■ PROBLEM TO WORK ON
Each line that holds the word "Алматы" is to be identified and copied.

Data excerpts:
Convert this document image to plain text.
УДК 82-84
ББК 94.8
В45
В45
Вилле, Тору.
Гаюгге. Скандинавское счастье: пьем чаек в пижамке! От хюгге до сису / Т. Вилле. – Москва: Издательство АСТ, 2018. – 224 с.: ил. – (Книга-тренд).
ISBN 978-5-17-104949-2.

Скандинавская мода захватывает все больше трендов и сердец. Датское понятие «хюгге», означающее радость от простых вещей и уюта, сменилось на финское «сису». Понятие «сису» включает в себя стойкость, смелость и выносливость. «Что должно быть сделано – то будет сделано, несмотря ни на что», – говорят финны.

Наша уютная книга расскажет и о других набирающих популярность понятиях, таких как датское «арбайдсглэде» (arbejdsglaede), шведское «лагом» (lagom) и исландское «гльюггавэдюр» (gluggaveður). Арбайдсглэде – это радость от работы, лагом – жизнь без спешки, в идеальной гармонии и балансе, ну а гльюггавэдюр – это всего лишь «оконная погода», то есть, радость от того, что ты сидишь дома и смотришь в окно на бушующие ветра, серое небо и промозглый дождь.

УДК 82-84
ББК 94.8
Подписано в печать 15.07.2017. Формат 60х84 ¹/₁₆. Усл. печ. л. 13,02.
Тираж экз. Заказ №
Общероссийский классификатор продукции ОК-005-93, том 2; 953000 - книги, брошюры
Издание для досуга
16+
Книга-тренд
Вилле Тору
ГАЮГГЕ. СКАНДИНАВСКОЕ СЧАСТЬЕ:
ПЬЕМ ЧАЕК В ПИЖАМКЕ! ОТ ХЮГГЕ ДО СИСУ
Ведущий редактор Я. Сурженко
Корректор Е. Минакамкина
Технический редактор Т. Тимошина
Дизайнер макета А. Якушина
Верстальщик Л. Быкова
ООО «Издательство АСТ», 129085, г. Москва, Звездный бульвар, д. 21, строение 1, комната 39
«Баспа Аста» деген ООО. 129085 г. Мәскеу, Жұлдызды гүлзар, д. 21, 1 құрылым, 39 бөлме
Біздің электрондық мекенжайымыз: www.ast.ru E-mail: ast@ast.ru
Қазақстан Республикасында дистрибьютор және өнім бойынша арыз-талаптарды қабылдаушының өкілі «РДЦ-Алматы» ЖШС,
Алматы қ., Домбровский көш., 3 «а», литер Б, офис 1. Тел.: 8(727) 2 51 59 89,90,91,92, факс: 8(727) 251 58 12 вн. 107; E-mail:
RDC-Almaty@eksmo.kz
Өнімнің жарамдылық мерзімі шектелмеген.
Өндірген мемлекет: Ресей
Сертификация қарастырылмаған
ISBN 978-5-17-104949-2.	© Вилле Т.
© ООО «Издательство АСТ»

■ REPLY
Қазақстан Республикасында дистрибьютор және өнім бойынша арыз-талаптарды қабылдаушының өкілі «РДЦ-Алматы» ЖШС,
Алматы қ., Домбровский көш., 3 «а», литер Б, офис 1. Тел.: 8(727) 2 51 59 89,90,91,92, факс: 8(727) 251 58 12 вн. 107; E-mail:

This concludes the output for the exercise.